**DATASET:**
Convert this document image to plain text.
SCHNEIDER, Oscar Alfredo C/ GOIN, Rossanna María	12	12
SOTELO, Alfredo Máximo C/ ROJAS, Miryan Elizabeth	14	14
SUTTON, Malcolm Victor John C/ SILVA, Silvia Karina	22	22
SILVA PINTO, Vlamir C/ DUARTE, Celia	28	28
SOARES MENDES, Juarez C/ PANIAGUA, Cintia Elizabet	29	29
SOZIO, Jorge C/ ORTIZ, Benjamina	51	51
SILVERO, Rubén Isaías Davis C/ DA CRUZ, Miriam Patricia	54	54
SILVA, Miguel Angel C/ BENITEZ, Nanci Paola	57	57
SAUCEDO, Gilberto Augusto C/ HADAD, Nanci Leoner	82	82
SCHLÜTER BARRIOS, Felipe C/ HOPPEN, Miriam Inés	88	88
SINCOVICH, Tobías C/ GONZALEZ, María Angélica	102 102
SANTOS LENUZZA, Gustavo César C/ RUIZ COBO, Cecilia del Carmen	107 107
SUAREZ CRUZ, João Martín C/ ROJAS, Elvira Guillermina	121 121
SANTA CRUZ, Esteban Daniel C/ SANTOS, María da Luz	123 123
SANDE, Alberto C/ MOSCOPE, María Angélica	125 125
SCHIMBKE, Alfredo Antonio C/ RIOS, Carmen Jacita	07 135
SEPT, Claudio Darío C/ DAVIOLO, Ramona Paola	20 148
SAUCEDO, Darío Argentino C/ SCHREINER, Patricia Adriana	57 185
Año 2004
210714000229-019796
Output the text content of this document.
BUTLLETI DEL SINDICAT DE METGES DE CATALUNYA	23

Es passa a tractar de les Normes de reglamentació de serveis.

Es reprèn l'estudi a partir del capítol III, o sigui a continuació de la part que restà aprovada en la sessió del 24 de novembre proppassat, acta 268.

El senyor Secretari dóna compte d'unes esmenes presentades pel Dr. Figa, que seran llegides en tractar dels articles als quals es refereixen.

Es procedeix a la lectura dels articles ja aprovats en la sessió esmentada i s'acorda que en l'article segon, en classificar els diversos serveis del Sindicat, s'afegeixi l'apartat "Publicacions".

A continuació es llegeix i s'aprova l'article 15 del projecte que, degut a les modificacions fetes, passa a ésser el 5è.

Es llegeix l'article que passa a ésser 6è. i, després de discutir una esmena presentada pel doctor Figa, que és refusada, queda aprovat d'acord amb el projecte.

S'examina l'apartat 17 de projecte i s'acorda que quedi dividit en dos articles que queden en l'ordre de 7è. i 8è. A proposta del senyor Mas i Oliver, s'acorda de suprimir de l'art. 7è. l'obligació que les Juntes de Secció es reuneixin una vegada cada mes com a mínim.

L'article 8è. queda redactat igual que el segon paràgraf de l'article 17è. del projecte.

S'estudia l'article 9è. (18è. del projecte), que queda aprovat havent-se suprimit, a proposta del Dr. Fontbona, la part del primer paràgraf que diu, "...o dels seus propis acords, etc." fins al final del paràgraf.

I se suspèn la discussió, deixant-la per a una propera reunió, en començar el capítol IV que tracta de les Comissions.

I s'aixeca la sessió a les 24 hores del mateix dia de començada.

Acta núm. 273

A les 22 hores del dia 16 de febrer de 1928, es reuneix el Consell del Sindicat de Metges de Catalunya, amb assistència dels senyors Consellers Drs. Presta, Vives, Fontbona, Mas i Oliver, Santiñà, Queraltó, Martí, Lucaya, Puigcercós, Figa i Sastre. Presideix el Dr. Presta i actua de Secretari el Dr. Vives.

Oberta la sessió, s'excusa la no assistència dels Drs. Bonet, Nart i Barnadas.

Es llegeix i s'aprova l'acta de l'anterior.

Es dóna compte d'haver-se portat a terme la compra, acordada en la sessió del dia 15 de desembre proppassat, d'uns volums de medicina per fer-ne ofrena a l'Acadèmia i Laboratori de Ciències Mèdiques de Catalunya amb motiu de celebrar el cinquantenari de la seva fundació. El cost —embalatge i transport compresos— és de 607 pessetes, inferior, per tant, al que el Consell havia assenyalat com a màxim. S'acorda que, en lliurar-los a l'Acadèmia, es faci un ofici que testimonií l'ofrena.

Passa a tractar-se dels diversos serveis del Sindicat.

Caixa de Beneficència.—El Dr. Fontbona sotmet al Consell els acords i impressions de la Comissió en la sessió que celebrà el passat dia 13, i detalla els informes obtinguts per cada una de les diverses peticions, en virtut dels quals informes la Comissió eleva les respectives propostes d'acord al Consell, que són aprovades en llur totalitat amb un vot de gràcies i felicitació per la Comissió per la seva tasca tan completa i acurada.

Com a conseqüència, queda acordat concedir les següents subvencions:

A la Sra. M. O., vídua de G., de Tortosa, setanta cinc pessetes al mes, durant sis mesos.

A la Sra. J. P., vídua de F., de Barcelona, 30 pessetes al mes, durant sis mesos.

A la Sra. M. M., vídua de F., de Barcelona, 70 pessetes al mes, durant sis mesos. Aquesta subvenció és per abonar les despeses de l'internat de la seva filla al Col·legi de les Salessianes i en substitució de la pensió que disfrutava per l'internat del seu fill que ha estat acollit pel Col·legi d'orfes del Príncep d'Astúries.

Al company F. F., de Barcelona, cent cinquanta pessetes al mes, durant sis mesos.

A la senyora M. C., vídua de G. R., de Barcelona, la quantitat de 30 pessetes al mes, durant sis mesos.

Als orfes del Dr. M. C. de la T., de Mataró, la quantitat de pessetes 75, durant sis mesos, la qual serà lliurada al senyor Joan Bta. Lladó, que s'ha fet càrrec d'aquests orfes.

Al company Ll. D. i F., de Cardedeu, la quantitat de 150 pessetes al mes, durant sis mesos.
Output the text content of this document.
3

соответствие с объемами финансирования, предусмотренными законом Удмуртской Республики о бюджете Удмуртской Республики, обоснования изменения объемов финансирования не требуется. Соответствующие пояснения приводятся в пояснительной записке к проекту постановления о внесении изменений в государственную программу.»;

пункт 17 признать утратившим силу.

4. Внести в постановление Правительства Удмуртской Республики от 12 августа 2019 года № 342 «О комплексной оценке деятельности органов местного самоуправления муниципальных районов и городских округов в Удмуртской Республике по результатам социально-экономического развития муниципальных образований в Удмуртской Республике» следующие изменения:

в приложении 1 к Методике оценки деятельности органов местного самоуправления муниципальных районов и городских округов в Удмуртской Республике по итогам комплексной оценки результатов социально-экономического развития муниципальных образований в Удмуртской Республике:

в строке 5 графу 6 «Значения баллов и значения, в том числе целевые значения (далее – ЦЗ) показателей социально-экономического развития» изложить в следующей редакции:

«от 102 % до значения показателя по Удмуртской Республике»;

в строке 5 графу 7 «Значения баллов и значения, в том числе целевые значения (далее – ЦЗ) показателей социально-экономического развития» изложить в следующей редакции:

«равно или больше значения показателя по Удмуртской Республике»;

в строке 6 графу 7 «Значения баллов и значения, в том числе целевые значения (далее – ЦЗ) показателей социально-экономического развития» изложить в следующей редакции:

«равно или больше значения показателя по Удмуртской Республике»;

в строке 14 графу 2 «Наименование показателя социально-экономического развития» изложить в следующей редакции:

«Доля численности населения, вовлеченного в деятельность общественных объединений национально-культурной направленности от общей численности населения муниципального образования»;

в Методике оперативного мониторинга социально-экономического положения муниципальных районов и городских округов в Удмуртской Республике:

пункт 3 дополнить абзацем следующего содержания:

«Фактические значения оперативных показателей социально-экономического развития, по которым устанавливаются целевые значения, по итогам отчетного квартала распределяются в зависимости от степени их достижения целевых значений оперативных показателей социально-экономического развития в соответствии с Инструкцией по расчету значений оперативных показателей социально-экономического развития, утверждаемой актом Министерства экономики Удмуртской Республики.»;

**EXERCISE DIRECTIONS:**
Extract, word for word, each line of the listing above.

**RESULT BELOW:**
Convert this document image to plain text.
SCHNEIDER, Oscar Alfredo C/ GOIN, Rossanna María	12	12
SOTELO, Alfredo Máximo C/ ROJAS, Miryan Elizabeth	14	14
SUTTON, Malcolm Victor John C/ SILVA, Silvia Karina	22	22
SILVA PINTO, Vlamir C/ DUARTE, Celia	28	28
SOARES MENDES, Juarez C/ PANIAGUA, Cintia Elizabet	29	29
SOZIO, Jorge C/ ORTIZ, Benjamina	51	51
SILVERO, Rubén Isaías Davis C/ DA CRUZ, Miriam Patricia	54	54
SILVA, Miguel Angel C/ BENITEZ, Nanci Paola	57	57
SAUCEDO, Gilberto Augusto C/ HADAD, Nanci Leoner	82	82
SCHLÜTER BARRIOS, Felipe C/ HOPPEN, Miriam Inés	88	88
SINCOVICH, Tobías C/ GONZALEZ, María Angélica	102 102
SANTOS LENUZZA, Gustavo César C/ RUIZ COBO, Cecilia del Carmen	107 107
SUAREZ CRUZ, João Martín C/ ROJAS, Elvira Guillermina	121 121
SANTA CRUZ, Esteban Daniel C/ SANTOS, María da Luz	123 123
SANDE, Alberto C/ MOSCOPE, María Angélica	125 125
SCHIMBKE, Alfredo Antonio C/ RIOS, Carmen Jacita	07 135
SEPT, Claudio Darío C/ DAVIOLO, Ramona Paola	20 148
SAUCEDO, Darío Argentino C/ SCHREINER, Patricia Adriana	57 185
Año 2004
210714000229-019796
Output the text content of this document.
BUTLLETI DEL SINDICAT DE METGES DE CATALUNYA	23

Es passa a tractar de les Normes de reglamentació de serveis.

Es reprèn l'estudi a partir del capítol III, o sigui a continuació de la part que restà aprovada en la sessió del 24 de novembre proppassat, acta 268.

El senyor Secretari dóna compte d'unes esmenes presentades pel Dr. Figa, que seran llegides en tractar dels articles als quals es refereixen.

Es procedeix a la lectura dels articles ja aprovats en la sessió esmentada i s'acorda que en l'article segon, en classificar els diversos serveis del Sindicat, s'afegeixi l'apartat "Publicacions".

A continuació es llegeix i s'aprova l'article 15 del projecte que, degut a les modificacions fetes, passa a ésser el 5è.

Es llegeix l'article que passa a ésser 6è. i, després de discutir una esmena presentada pel doctor Figa, que és refusada, queda aprovat d'acord amb el projecte.

S'examina l'apartat 17 de projecte i s'acorda que quedi dividit en dos articles que queden en l'ordre de 7è. i 8è. A proposta del senyor Mas i Oliver, s'acorda de suprimir de l'art. 7è. l'obligació que les Juntes de Secció es reuneixin una vegada cada mes com a mínim.

L'article 8è. queda redactat igual que el segon paràgraf de l'article 17è. del projecte.

S'estudia l'article 9è. (18è. del projecte), que queda aprovat havent-se suprimit, a proposta del Dr. Fontbona, la part del primer paràgraf que diu, "...o dels seus propis acords, etc." fins al final del paràgraf.

I se suspèn la discussió, deixant-la per a una propera reunió, en començar el capítol IV que tracta de les Comissions.

I s'aixeca la sessió a les 24 hores del mateix dia de començada.

Acta núm. 273

A les 22 hores del dia 16 de febrer de 1928, es reuneix el Consell del Sindicat de Metges de Catalunya, amb assistència dels senyors Consellers Drs. Presta, Vives, Fontbona, Mas i Oliver, Santiñà, Queraltó, Martí, Lucaya, Puigcercós, Figa i Sastre. Presideix el Dr. Presta i actua de Secretari el Dr. Vives.

Oberta la sessió, s'excusa la no assistència dels Drs. Bonet, Nart i Barnadas.

Es llegeix i s'aprova l'acta de l'anterior.

Es dóna compte d'haver-se portat a terme la compra, acordada en la sessió del dia 15 de desembre proppassat, d'uns volums de medicina per fer-ne ofrena a l'Acadèmia i Laboratori de Ciències Mèdiques de Catalunya amb motiu de celebrar el cinquantenari de la seva fundació. El cost —embalatge i transport compresos— és de 607 pessetes, inferior, per tant, al que el Consell havia assenyalat com a màxim. S'acorda que, en lliurar-los a l'Acadèmia, es faci un ofici que testimonií l'ofrena.

Passa a tractar-se dels diversos serveis del Sindicat.

Caixa de Beneficència.—El Dr. Fontbona sotmet al Consell els acords i impressions de la Comissió en la sessió que celebrà el passat dia 13, i detalla els informes obtinguts per cada una de les diverses peticions, en virtut dels quals informes la Comissió eleva les respectives propostes d'acord al Consell, que són aprovades en llur totalitat amb un vot de gràcies i felicitació per la Comissió per la seva tasca tan completa i acurada.

Com a conseqüència, queda acordat concedir les següents subvencions:

A la Sra. M. O., vídua de G., de Tortosa, setanta cinc pessetes al mes, durant sis mesos.

A la Sra. J. P., vídua de F., de Barcelona, 30 pessetes al mes, durant sis mesos.

A la Sra. M. M., vídua de F., de Barcelona, 70 pessetes al mes, durant sis mesos. Aquesta subvenció és per abonar les despeses de l'internat de la seva filla al Col·legi de les Salessianes i en substitució de la pensió que disfrutava per l'internat del seu fill que ha estat acollit pel Col·legi d'orfes del Príncep d'Astúries.

Al company F. F., de Barcelona, cent cinquanta pessetes al mes, durant sis mesos.

A la senyora M. C., vídua de G. R., de Barcelona, la quantitat de 30 pessetes al mes, durant sis mesos.

Als orfes del Dr. M. C. de la T., de Mataró, la quantitat de pessetes 75, durant sis mesos, la qual serà lliurada al senyor Joan Bta. Lladó, que s'ha fet càrrec d'aquests orfes.

Al company Ll. D. i F., de Cardedeu, la quantitat de 150 pessetes al mes, durant sis mesos.
Output the text content of this document.
3

соответствие с объемами финансирования, предусмотренными законом Удмуртской Республики о бюджете Удмуртской Республики, обоснования изменения объемов финансирования не требуется. Соответствующие пояснения приводятся в пояснительной записке к проекту постановления о внесении изменений в государственную программу.»;

пункт 17 признать утратившим силу.

4. Внести в постановление Правительства Удмуртской Республики от 12 августа 2019 года № 342 «О комплексной оценке деятельности органов местного самоуправления муниципальных районов и городских округов в Удмуртской Республике по результатам социально-экономического развития муниципальных образований в Удмуртской Республике» следующие изменения:

в приложении 1 к Методике оценки деятельности органов местного самоуправления муниципальных районов и городских округов в Удмуртской Республике по итогам комплексной оценки результатов социально-экономического развития муниципальных образований в Удмуртской Республике:

в строке 5 графу 6 «Значения баллов и значения, в том числе целевые значения (далее – ЦЗ) показателей социально-экономического развития» изложить в следующей редакции:

«от 102 % до значения показателя по Удмуртской Республике»;

в строке 5 графу 7 «Значения баллов и значения, в том числе целевые значения (далее – ЦЗ) показателей социально-экономического развития» изложить в следующей редакции:

«равно или больше значения показателя по Удмуртской Республике»;

в строке 6 графу 7 «Значения баллов и значения, в том числе целевые значения (далее – ЦЗ) показателей социально-экономического развития» изложить в следующей редакции:

«равно или больше значения показателя по Удмуртской Республике»;

в строке 14 графу 2 «Наименование показателя социально-экономического развития» изложить в следующей редакции:

«Доля численности населения, вовлеченного в деятельность общественных объединений национально-культурной направленности от общей численности населения муниципального образования»;

в Методике оперативного мониторинга социально-экономического положения муниципальных районов и городских округов в Удмуртской Республике:

пункт 3 дополнить абзацем следующего содержания:

«Фактические значения оперативных показателей социально-экономического развития, по которым устанавливаются целевые значения, по итогам отчетного квартала распределяются в зависимости от степени их достижения целевых значений оперативных показателей социально-экономического развития в соответствии с Инструкцией по расчету значений оперативных показателей социально-экономического развития, утверждаемой актом Министерства экономики Удмуртской Республики.»;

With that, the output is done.